Problem description
Scan the listing that follows and report how many lines contain "name". Write the number alone.

(Figure contents as structured data)
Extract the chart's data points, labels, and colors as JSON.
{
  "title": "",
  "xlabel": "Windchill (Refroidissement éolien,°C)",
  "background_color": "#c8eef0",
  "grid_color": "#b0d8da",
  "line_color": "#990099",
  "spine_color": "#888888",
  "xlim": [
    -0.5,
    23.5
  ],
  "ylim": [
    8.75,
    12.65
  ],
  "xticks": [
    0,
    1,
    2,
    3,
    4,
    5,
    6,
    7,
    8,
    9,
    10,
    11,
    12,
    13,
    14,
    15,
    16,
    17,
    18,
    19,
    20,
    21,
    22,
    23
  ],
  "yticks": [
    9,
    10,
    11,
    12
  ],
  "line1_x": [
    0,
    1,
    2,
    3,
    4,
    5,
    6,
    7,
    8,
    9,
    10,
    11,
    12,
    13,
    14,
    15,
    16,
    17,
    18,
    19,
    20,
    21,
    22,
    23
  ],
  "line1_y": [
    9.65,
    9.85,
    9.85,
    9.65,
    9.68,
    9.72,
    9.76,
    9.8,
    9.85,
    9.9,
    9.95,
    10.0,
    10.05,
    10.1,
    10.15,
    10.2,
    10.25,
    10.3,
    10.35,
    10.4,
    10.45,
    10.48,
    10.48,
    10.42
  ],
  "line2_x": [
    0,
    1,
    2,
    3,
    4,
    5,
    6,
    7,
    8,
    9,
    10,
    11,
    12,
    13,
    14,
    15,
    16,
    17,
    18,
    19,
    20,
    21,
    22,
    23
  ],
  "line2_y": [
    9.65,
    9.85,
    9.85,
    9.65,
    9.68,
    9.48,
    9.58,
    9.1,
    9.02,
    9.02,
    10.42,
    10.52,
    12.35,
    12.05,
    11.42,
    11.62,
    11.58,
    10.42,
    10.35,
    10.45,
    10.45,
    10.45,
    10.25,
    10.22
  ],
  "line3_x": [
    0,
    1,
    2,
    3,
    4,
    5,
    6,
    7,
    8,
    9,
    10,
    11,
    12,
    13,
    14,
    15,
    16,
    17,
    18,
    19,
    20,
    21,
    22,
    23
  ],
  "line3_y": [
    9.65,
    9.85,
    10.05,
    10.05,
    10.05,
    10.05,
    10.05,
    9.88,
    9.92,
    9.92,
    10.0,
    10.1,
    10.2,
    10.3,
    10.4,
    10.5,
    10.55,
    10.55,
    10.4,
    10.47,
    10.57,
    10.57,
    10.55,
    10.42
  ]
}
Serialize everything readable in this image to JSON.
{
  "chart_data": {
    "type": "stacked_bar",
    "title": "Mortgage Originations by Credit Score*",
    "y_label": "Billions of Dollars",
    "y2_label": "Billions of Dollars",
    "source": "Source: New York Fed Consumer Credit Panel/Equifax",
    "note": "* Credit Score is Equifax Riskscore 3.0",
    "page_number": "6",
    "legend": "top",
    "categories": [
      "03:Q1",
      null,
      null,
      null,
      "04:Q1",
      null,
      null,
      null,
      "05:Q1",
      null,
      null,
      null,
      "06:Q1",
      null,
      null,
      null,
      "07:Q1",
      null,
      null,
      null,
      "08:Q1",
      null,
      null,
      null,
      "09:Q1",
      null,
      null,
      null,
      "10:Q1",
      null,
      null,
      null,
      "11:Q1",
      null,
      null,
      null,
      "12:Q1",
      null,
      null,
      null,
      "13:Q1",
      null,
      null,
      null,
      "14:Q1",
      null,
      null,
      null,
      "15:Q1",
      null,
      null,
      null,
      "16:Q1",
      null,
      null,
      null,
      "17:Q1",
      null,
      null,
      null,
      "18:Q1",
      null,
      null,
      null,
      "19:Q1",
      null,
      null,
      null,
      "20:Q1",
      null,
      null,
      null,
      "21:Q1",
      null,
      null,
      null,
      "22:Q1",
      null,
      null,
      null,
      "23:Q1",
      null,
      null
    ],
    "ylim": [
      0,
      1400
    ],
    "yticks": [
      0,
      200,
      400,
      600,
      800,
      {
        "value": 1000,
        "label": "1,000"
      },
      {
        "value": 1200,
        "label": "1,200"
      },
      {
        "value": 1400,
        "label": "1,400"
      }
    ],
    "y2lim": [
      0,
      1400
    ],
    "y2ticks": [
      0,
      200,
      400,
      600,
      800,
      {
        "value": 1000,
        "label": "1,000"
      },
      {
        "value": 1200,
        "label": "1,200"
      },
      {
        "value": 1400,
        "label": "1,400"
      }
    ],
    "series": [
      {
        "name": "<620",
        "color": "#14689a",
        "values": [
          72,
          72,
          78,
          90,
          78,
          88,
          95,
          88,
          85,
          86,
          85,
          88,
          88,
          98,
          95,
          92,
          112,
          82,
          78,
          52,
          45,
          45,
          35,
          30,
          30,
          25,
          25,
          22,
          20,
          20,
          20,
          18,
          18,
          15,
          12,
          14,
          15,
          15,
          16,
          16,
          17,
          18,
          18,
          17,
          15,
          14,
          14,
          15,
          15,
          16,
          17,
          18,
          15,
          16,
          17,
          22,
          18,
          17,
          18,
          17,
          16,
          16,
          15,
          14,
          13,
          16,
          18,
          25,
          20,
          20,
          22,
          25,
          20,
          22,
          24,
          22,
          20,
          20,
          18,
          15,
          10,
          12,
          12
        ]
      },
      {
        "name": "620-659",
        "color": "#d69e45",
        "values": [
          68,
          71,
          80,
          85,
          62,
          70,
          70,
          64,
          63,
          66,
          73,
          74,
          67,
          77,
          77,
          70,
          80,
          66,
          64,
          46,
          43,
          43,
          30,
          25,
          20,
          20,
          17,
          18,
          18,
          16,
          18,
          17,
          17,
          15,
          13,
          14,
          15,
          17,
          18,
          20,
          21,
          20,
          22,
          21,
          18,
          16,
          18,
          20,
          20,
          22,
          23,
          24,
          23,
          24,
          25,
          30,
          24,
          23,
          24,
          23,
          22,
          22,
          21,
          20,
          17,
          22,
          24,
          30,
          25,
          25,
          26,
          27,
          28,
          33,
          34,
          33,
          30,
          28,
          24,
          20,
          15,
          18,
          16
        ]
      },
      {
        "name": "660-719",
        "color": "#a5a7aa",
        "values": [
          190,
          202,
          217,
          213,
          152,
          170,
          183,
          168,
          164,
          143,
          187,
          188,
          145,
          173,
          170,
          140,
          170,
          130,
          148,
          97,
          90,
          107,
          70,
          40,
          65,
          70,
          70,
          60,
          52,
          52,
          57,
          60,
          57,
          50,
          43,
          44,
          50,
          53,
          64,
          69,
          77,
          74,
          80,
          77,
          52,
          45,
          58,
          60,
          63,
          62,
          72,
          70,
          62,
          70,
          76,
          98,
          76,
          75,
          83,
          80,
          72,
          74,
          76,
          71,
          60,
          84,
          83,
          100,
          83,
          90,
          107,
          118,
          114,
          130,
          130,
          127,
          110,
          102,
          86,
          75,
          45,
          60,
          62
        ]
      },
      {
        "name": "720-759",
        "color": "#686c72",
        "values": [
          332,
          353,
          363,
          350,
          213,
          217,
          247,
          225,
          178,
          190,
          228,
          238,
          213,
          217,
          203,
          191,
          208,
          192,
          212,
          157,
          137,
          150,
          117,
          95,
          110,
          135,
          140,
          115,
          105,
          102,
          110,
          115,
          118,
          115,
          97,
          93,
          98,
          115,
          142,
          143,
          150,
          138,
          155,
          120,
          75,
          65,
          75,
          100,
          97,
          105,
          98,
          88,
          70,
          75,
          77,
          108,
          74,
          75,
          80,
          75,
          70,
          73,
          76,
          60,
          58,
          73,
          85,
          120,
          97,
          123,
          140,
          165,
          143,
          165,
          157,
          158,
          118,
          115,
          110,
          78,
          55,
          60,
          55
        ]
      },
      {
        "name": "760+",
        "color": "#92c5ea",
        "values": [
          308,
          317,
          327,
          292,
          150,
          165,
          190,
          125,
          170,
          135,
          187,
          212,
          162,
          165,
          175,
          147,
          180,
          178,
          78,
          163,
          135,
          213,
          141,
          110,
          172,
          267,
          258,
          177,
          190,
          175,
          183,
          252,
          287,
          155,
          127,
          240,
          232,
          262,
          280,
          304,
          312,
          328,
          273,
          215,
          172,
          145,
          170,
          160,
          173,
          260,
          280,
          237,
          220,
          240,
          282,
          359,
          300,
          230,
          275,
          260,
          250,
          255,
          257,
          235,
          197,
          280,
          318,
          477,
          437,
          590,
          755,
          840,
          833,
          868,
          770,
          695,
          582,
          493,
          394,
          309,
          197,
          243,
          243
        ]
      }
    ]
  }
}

Answer below
5